§ **Goal**: Render every line of the rows below as a JSON list of strings, one string per line, omitting any blank lines.
# START OF Entries provided
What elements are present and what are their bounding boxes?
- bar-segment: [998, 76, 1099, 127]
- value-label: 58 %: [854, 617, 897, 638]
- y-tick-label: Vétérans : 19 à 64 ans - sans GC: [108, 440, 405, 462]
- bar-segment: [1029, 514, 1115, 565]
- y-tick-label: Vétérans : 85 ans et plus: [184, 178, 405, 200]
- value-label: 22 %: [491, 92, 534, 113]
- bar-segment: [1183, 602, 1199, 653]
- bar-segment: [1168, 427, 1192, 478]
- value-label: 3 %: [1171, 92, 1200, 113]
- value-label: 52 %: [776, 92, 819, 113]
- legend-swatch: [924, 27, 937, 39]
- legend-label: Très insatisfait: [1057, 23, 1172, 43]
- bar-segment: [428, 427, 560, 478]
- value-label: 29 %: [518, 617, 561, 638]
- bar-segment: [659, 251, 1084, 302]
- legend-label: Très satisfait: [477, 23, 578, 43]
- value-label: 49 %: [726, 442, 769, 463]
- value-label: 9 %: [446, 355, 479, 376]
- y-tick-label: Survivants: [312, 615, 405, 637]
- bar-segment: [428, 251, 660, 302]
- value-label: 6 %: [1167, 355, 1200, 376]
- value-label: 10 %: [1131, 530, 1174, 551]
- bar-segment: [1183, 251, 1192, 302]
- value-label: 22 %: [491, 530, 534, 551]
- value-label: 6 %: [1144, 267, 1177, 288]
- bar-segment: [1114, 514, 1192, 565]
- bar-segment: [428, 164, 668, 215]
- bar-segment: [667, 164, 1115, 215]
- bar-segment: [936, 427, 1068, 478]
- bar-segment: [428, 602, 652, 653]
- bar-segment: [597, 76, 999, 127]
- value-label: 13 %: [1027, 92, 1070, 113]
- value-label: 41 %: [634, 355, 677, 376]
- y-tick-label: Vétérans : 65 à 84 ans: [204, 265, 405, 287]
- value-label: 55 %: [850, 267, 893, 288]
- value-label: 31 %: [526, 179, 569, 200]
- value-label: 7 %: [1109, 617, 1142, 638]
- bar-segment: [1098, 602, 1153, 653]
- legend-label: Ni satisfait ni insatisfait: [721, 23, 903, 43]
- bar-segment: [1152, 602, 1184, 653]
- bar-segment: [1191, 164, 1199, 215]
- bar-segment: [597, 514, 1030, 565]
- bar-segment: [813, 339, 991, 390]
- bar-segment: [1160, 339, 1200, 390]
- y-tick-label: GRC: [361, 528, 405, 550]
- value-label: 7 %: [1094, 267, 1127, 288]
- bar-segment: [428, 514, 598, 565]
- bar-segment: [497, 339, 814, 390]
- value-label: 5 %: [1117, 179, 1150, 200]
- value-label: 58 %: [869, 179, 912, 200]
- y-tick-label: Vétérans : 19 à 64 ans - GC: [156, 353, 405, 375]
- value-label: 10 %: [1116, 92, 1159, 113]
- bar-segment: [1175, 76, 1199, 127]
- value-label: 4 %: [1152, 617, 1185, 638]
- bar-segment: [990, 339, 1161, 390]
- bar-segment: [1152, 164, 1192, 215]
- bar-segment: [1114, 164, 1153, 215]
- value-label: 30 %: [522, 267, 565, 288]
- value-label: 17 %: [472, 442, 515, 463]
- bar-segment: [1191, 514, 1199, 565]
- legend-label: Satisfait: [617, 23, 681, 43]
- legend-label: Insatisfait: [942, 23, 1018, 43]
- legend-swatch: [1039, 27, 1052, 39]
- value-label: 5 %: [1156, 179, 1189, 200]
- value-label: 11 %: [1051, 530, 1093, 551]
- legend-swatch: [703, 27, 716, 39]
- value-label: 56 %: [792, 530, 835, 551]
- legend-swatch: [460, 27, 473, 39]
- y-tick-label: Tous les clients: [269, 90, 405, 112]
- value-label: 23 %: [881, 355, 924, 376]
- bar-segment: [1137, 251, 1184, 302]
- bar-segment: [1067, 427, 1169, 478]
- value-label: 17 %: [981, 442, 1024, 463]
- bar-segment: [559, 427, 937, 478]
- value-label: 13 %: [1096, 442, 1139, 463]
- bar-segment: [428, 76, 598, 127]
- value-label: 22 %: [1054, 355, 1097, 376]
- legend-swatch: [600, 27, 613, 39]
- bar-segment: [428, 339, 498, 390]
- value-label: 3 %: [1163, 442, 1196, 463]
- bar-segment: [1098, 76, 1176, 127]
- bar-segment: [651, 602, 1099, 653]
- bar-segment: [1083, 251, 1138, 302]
# END OF Entries provided
§ **Output of the exercise**:
[
  "What elements are present and what are their bounding boxes?",
  "- bar-segment: [998, 76, 1099, 127]",
  "- value-label: 58 %: [854, 617, 897, 638]",
  "- y-tick-label: Vétérans : 19 à 64 ans - sans GC: [108, 440, 405, 462]",
  "- bar-segment: [1029, 514, 1115, 565]",
  "- y-tick-label: Vétérans : 85 ans et plus: [184, 178, 405, 200]",
  "- value-label: 22 %: [491, 92, 534, 113]",
  "- bar-segment: [1183, 602, 1199, 653]",
  "- bar-segment: [1168, 427, 1192, 478]",
  "- value-label: 3 %: [1171, 92, 1200, 113]",
  "- value-label: 52 %: [776, 92, 819, 113]",
  "- legend-swatch: [924, 27, 937, 39]",
  "- legend-label: Très insatisfait: [1057, 23, 1172, 43]",
  "- bar-segment: [428, 427, 560, 478]",
  "- value-label: 29 %: [518, 617, 561, 638]",
  "- bar-segment: [659, 251, 1084, 302]",
  "- legend-label: Très satisfait: [477, 23, 578, 43]",
  "- value-label: 49 %: [726, 442, 769, 463]",
  "- value-label: 9 %: [446, 355, 479, 376]",
  "- y-tick-label: Survivants: [312, 615, 405, 637]",
  "- bar-segment: [428, 251, 660, 302]",
  "- value-label: 6 %: [1167, 355, 1200, 376]",
  "- value-label: 10 %: [1131, 530, 1174, 551]",
  "- bar-segment: [1183, 251, 1192, 302]",
  "- value-label: 22 %: [491, 530, 534, 551]",
  "- value-label: 6 %: [1144, 267, 1177, 288]",
  "- bar-segment: [1114, 514, 1192, 565]",
  "- bar-segment: [428, 164, 668, 215]",
  "- bar-segment: [667, 164, 1115, 215]",
  "- bar-segment: [936, 427, 1068, 478]",
  "- bar-segment: [428, 602, 652, 653]",
  "- bar-segment: [597, 76, 999, 127]",
  "- value-label: 13 %: [1027, 92, 1070, 113]",
  "- value-label: 41 %: [634, 355, 677, 376]",
  "- y-tick-label: Vétérans : 65 à 84 ans: [204, 265, 405, 287]",
  "- value-label: 55 %: [850, 267, 893, 288]",
  "- value-label: 31 %: [526, 179, 569, 200]",
  "- value-label: 7 %: [1109, 617, 1142, 638]",
  "- bar-segment: [1098, 602, 1153, 653]",
  "- legend-label: Ni satisfait ni insatisfait: [721, 23, 903, 43]",
  "- bar-segment: [1152, 602, 1184, 653]",
  "- bar-segment: [1191, 164, 1199, 215]",
  "- bar-segment: [597, 514, 1030, 565]",
  "- bar-segment: [813, 339, 991, 390]",
  "- bar-segment: [1160, 339, 1200, 390]",
  "- y-tick-label: GRC: [361, 528, 405, 550]",
  "- value-label: 7 %: [1094, 267, 1127, 288]",
  "- bar-segment: [428, 514, 598, 565]",
  "- bar-segment: [497, 339, 814, 390]",
  "- value-label: 5 %: [1117, 179, 1150, 200]",
  "- value-label: 58 %: [869, 179, 912, 200]",
  "- y-tick-label: Vétérans : 19 à 64 ans - GC: [156, 353, 405, 375]",
  "- value-label: 10 %: [1116, 92, 1159, 113]",
  "- bar-segment: [1175, 76, 1199, 127]",
  "- value-label: 4 %: [1152, 617, 1185, 638]",
  "- bar-segment: [990, 339, 1161, 390]",
  "- bar-segment: [1152, 164, 1192, 215]",
  "- bar-segment: [1114, 164, 1153, 215]",
  "- value-label: 30 %: [522, 267, 565, 288]",
  "- value-label: 17 %: [472, 442, 515, 463]",
  "- bar-segment: [1191, 514, 1199, 565]",
  "- legend-label: Satisfait: [617, 23, 681, 43]",
  "- legend-label: Insatisfait: [942, 23, 1018, 43]",
  "- legend-swatch: [1039, 27, 1052, 39]",
  "- value-label: 5 %: [1156, 179, 1189, 200]",
  "- value-label: 11 %: [1051, 530, 1093, 551]",
  "- legend-swatch: [703, 27, 716, 39]",
  "- value-label: 56 %: [792, 530, 835, 551]",
  "- legend-swatch: [460, 27, 473, 39]",
  "- y-tick-label: Tous les clients: [269, 90, 405, 112]",
  "- value-label: 23 %: [881, 355, 924, 376]",
  "- bar-segment: [1137, 251, 1184, 302]",
  "- bar-segment: [1067, 427, 1169, 478]",
  "- value-label: 17 %: [981, 442, 1024, 463]",
  "- bar-segment: [559, 427, 937, 478]",
  "- value-label: 13 %: [1096, 442, 1139, 463]",
  "- bar-segment: [428, 76, 598, 127]",
  "- value-label: 22 %: [1054, 355, 1097, 376]",
  "- legend-swatch: [600, 27, 613, 39]",
  "- bar-segment: [428, 339, 498, 390]",
  "- value-label: 3 %: [1163, 442, 1196, 463]",
  "- bar-segment: [1098, 76, 1176, 127]",
  "- bar-segment: [651, 602, 1099, 653]",
  "- bar-segment: [1083, 251, 1138, 302]"
]